*Record set*:
━━━━━━━━━━━━━━━━

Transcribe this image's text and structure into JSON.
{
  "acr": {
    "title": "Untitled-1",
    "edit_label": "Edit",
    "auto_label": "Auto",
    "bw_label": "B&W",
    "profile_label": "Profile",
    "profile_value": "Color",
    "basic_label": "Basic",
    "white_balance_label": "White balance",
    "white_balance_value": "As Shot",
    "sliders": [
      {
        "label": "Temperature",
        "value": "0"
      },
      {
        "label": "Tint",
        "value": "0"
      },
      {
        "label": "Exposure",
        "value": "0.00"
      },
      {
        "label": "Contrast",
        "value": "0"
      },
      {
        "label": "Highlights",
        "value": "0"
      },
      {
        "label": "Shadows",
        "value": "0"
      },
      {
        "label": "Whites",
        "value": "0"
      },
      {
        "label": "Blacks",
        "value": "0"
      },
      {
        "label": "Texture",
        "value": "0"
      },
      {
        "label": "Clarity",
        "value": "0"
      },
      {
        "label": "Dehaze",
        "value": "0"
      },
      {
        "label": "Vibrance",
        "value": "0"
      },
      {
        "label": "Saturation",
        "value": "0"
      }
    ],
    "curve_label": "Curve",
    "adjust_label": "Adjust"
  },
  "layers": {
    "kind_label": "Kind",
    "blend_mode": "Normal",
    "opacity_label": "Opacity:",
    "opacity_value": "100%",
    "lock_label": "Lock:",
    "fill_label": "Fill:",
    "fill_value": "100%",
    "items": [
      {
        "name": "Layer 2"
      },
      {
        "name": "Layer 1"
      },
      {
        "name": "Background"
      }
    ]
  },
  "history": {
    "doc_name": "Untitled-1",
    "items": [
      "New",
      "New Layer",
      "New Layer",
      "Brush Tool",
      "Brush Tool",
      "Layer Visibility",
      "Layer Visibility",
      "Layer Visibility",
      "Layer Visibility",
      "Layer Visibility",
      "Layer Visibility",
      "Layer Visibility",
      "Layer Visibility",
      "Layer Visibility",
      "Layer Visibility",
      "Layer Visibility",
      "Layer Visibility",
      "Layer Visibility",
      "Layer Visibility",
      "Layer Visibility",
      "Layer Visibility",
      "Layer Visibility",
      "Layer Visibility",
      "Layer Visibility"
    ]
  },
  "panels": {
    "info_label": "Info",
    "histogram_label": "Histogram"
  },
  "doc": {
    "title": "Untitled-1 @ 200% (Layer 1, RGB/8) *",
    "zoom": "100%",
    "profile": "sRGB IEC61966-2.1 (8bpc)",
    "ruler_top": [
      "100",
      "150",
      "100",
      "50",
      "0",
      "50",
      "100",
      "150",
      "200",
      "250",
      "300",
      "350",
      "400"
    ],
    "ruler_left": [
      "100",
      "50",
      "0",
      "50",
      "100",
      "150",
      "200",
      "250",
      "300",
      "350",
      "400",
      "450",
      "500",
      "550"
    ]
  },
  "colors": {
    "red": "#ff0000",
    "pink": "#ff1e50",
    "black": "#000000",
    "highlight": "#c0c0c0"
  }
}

━━━━━━━━━━━━━━━━

*Requirement*:
Using the records above, copy every line that has the word "Untitled" in it.

*Solution*:
    "title": "Untitled-1",
    "doc_name": "Untitled-1",
    "title": "Untitled-1 @ 200% (Layer 1, RGB/8) *",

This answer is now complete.